Stated problem: Reproduce all records exactly.

Excerpted data:
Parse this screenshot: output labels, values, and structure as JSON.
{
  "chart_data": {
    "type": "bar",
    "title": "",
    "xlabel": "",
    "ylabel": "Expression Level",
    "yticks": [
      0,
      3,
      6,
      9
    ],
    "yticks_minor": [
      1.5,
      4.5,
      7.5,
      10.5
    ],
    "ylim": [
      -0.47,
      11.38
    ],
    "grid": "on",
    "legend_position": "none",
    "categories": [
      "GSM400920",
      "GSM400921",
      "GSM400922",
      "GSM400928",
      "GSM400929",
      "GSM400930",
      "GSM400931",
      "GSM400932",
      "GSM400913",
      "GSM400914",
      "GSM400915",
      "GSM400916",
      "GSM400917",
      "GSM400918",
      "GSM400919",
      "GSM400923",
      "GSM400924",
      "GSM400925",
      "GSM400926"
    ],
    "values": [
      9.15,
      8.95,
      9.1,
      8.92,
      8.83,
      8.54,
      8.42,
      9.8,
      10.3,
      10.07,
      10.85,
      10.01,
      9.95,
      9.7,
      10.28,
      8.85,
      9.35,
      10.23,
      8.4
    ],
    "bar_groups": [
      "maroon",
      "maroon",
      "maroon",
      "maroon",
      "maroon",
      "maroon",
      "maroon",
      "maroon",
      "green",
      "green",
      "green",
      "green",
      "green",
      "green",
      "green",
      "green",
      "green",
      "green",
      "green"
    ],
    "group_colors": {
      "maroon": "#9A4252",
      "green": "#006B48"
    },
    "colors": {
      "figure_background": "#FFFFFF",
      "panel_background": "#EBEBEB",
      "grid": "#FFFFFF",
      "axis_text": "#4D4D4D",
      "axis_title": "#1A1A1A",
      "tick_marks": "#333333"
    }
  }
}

Task result:
Parse this screenshot: output labels, values, and structure as JSON.
{
  "chart_data": {
    "type": "bar",
    "title": "",
    "xlabel": "",
    "ylabel": "Expression Level",
    "yticks": [
      0,
      3,
      6,
      9
    ],
    "yticks_minor": [
      1.5,
      4.5,
      7.5,
      10.5
    ],
    "ylim": [
      -0.47,
      11.38
    ],
    "grid": "on",
    "legend_position": "none",
    "categories": [
      "GSM400920",
      "GSM400921",
      "GSM400922",
      "GSM400928",
      "GSM400929",
      "GSM400930",
      "GSM400931",
      "GSM400932",
      "GSM400913",
      "GSM400914",
      "GSM400915",
      "GSM400916",
      "GSM400917",
      "GSM400918",
      "GSM400919",
      "GSM400923",
      "GSM400924",
      "GSM400925",
      "GSM400926"
    ],
    "values": [
      9.15,
      8.95,
      9.1,
      8.92,
      8.83,
      8.54,
      8.42,
      9.8,
      10.3,
      10.07,
      10.85,
      10.01,
      9.95,
      9.7,
      10.28,
      8.85,
      9.35,
      10.23,
      8.4
    ],
    "bar_groups": [
      "maroon",
      "maroon",
      "maroon",
      "maroon",
      "maroon",
      "maroon",
      "maroon",
      "maroon",
      "green",
      "green",
      "green",
      "green",
      "green",
      "green",
      "green",
      "green",
      "green",
      "green",
      "green"
    ],
    "group_colors": {
      "maroon": "#9A4252",
      "green": "#006B48"
    },
    "colors": {
      "figure_background": "#FFFFFF",
      "panel_background": "#EBEBEB",
      "grid": "#FFFFFF",
      "axis_text": "#4D4D4D",
      "axis_title": "#1A1A1A",
      "tick_marks": "#333333"
    }
  }
}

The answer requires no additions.